▸ TASK DIRECTIONS: Find the string "JSON" and gather every line that holds it.

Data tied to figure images

::::::::::

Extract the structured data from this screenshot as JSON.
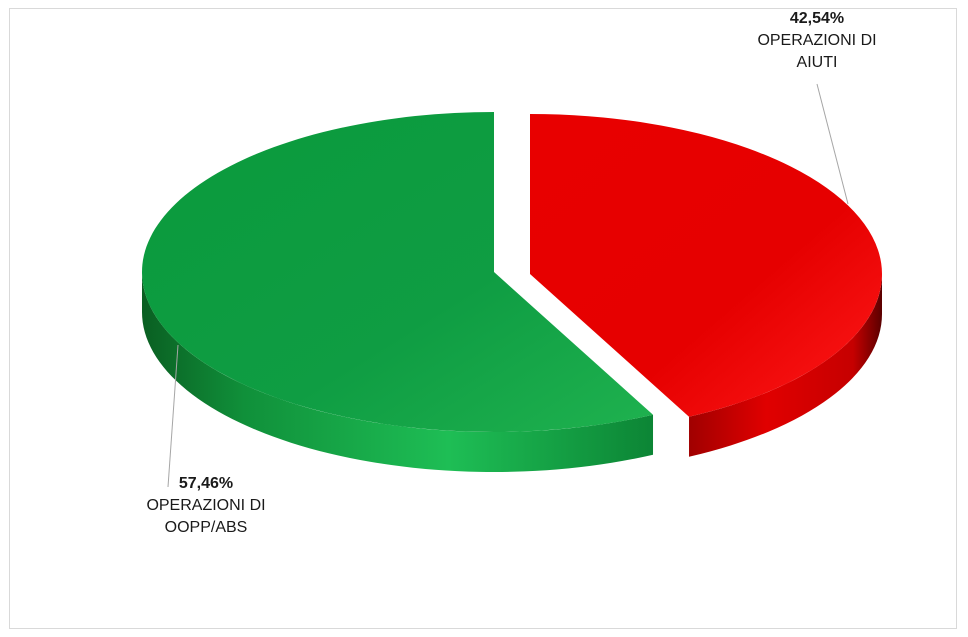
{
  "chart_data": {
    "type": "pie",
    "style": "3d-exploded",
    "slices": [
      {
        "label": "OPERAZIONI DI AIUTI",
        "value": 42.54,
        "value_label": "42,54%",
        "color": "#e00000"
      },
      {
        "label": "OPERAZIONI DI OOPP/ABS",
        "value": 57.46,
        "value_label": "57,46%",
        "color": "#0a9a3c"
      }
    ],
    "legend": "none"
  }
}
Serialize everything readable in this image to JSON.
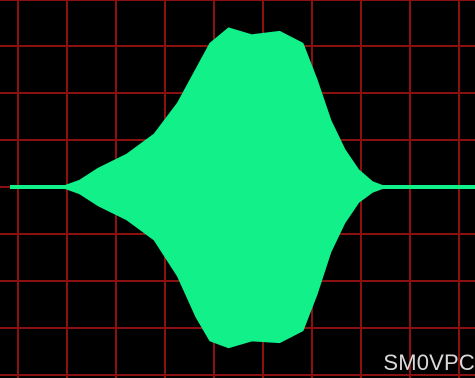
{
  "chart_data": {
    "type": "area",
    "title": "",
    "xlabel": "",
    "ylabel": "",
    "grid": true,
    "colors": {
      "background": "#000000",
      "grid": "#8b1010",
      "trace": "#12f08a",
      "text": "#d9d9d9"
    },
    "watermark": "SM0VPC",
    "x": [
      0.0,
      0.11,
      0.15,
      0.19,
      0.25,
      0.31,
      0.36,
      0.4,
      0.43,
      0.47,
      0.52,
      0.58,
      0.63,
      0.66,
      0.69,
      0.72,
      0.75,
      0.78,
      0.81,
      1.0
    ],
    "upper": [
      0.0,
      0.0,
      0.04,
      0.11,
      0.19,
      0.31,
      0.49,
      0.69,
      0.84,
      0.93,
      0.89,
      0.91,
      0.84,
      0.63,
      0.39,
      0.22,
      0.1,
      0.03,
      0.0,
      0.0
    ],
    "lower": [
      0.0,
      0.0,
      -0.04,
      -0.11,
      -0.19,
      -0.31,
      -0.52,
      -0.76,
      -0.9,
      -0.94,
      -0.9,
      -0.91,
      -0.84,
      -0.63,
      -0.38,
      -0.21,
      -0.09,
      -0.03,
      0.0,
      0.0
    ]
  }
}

::::::::::

▸ RESPONSE BELOW:
Extract the structured data from this screenshot as JSON.
Serialize everything readable in this image to JSON.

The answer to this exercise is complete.